Repeat what the lines below say, word for word, and skip every image.

Information shown:
■ ■ ■
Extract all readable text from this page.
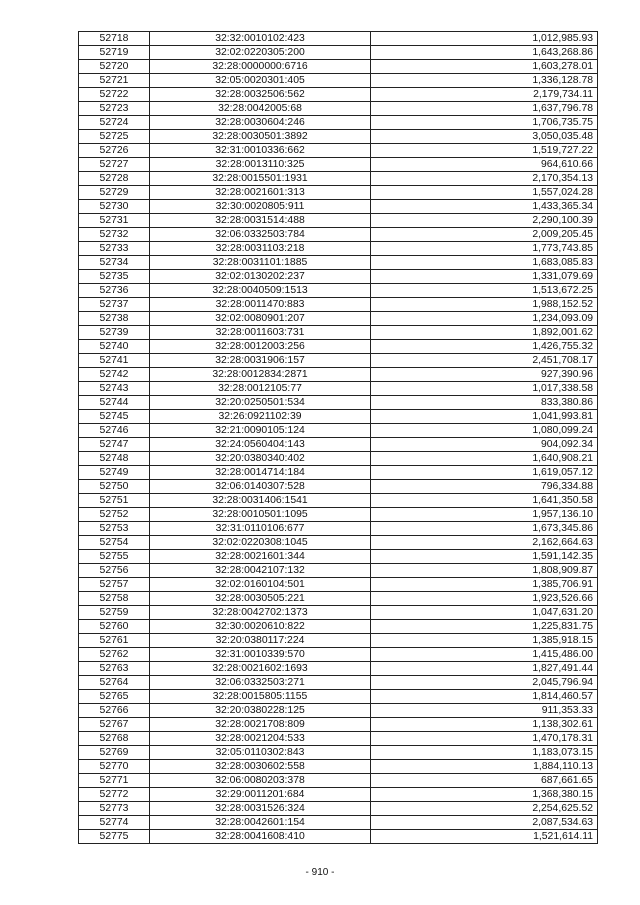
52718	32:32:0010102:423	1,012,985.93
52719	32:02:0220305:200	1,643,268.86
52720	32:28:0000000:6716	1,603,278.01
52721	32:05:0020301:405	1,336,128.78
52722	32:28:0032506:562	2,179,734.11
52723	32:28:0042005:68	1,637,796.78
52724	32:28:0030604:246	1,706,735.75
52725	32:28:0030501:3892	3,050,035.48
52726	32:31:0010336:662	1,519,727.22
52727	32:28:0013110:325	964,610.66
52728	32:28:0015501:1931	2,170,354.13
52729	32:28:0021601:313	1,557,024.28
52730	32:30:0020805:911	1,433,365.34
52731	32:28:0031514:488	2,290,100.39
52732	32:06:0332503:784	2,009,205.45
52733	32:28:0031103:218	1,773,743.85
52734	32:28:0031101:1885	1,683,085.83
52735	32:02:0130202:237	1,331,079.69
52736	32:28:0040509:1513	1,513,672.25
52737	32:28:0011470:883	1,988,152.52
52738	32:02:0080901:207	1,234,093.09
52739	32:28:0011603:731	1,892,001.62
52740	32:28:0012003:256	1,426,755.32
52741	32:28:0031906:157	2,451,708.17
52742	32:28:0012834:2871	927,390.96
52743	32:28:0012105:77	1,017,338.58
52744	32:20:0250501:534	833,380.86
52745	32:26:0921102:39	1,041,993.81
52746	32:21:0090105:124	1,080,099.24
52747	32:24:0560404:143	904,092.34
52748	32:20:0380340:402	1,640,908.21
52749	32:28:0014714:184	1,619,057.12
52750	32:06:0140307:528	796,334.88
52751	32:28:0031406:1541	1,641,350.58
52752	32:28:0010501:1095	1,957,136.10
52753	32:31:0110106:677	1,673,345.86
52754	32:02:0220308:1045	2,162,664.63
52755	32:28:0021601:344	1,591,142.35
52756	32:28:0042107:132	1,808,909.87
52757	32:02:0160104:501	1,385,706.91
52758	32:28:0030505:221	1,923,526.66
52759	32:28:0042702:1373	1,047,631.20
52760	32:30:0020610:822	1,225,831.75
52761	32:20:0380117:224	1,385,918.15
52762	32:31:0010339:570	1,415,486.00
52763	32:28:0021602:1693	1,827,491.44
52764	32:06:0332503:271	2,045,796.94
52765	32:28:0015805:1155	1,814,460.57
52766	32:20:0380228:125	911,353.33
52767	32:28:0021708:809	1,138,302.61
52768	32:28:0021204:533	1,470,178.31
52769	32:05:0110302:843	1,183,073.15
52770	32:28:0030602:558	1,884,110.13
52771	32:06:0080203:378	687,661.65
52772	32:29:0011201:684	1,368,380.15
52773	32:28:0031526:324	2,254,625.52
52774	32:28:0042601:154	2,087,534.63
52775	32:28:0041608:410	1,521,614.11
- 910 -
■ ■ ■
Correct result:
Extract all readable text from this page.
52718	32:32:0010102:423	1,012,985.93
52719	32:02:0220305:200	1,643,268.86
52720	32:28:0000000:6716	1,603,278.01
52721	32:05:0020301:405	1,336,128.78
52722	32:28:0032506:562	2,179,734.11
52723	32:28:0042005:68	1,637,796.78
52724	32:28:0030604:246	1,706,735.75
52725	32:28:0030501:3892	3,050,035.48
52726	32:31:0010336:662	1,519,727.22
52727	32:28:0013110:325	964,610.66
52728	32:28:0015501:1931	2,170,354.13
52729	32:28:0021601:313	1,557,024.28
52730	32:30:0020805:911	1,433,365.34
52731	32:28:0031514:488	2,290,100.39
52732	32:06:0332503:784	2,009,205.45
52733	32:28:0031103:218	1,773,743.85
52734	32:28:0031101:1885	1,683,085.83
52735	32:02:0130202:237	1,331,079.69
52736	32:28:0040509:1513	1,513,672.25
52737	32:28:0011470:883	1,988,152.52
52738	32:02:0080901:207	1,234,093.09
52739	32:28:0011603:731	1,892,001.62
52740	32:28:0012003:256	1,426,755.32
52741	32:28:0031906:157	2,451,708.17
52742	32:28:0012834:2871	927,390.96
52743	32:28:0012105:77	1,017,338.58
52744	32:20:0250501:534	833,380.86
52745	32:26:0921102:39	1,041,993.81
52746	32:21:0090105:124	1,080,099.24
52747	32:24:0560404:143	904,092.34
52748	32:20:0380340:402	1,640,908.21
52749	32:28:0014714:184	1,619,057.12
52750	32:06:0140307:528	796,334.88
52751	32:28:0031406:1541	1,641,350.58
52752	32:28:0010501:1095	1,957,136.10
52753	32:31:0110106:677	1,673,345.86
52754	32:02:0220308:1045	2,162,664.63
52755	32:28:0021601:344	1,591,142.35
52756	32:28:0042107:132	1,808,909.87
52757	32:02:0160104:501	1,385,706.91
52758	32:28:0030505:221	1,923,526.66
52759	32:28:0042702:1373	1,047,631.20
52760	32:30:0020610:822	1,225,831.75
52761	32:20:0380117:224	1,385,918.15
52762	32:31:0010339:570	1,415,486.00
52763	32:28:0021602:1693	1,827,491.44
52764	32:06:0332503:271	2,045,796.94
52765	32:28:0015805:1155	1,814,460.57
52766	32:20:0380228:125	911,353.33
52767	32:28:0021708:809	1,138,302.61
52768	32:28:0021204:533	1,470,178.31
52769	32:05:0110302:843	1,183,073.15
52770	32:28:0030602:558	1,884,110.13
52771	32:06:0080203:378	687,661.65
52772	32:29:0011201:684	1,368,380.15
52773	32:28:0031526:324	2,254,625.52
52774	32:28:0042601:154	2,087,534.63
52775	32:28:0041608:410	1,521,614.11
- 910 -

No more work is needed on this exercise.